Material for the task start
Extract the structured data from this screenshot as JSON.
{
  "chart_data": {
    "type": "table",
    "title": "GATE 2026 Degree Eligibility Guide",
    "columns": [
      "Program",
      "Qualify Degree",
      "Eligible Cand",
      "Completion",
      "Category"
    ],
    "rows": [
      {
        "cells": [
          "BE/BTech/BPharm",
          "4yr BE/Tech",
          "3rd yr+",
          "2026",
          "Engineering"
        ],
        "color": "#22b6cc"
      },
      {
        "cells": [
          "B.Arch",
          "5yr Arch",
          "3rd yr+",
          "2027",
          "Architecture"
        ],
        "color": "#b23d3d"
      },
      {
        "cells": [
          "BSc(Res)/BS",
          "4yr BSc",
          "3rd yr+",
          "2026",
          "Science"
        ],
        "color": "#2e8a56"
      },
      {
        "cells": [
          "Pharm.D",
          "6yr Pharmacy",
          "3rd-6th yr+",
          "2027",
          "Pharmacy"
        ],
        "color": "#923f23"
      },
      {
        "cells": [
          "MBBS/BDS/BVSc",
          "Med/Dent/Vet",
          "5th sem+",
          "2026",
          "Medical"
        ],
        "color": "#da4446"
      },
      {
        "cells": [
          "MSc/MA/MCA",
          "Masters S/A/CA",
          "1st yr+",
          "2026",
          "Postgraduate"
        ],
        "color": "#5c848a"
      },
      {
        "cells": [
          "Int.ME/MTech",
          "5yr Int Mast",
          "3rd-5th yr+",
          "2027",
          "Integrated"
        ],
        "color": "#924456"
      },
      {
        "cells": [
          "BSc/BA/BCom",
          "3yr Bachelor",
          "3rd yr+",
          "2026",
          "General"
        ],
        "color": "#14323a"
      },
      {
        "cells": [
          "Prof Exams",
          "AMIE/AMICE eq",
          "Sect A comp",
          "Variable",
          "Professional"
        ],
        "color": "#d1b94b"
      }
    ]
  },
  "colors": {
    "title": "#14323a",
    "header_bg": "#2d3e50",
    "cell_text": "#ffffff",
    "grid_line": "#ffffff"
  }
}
Material for the task end
== Task to complete ==
Identify each line containing the string "Degree" and copy it out.

== Worked answer ==
    "title": "GATE 2026 Degree Eligibility Guide",
      "Qualify Degree",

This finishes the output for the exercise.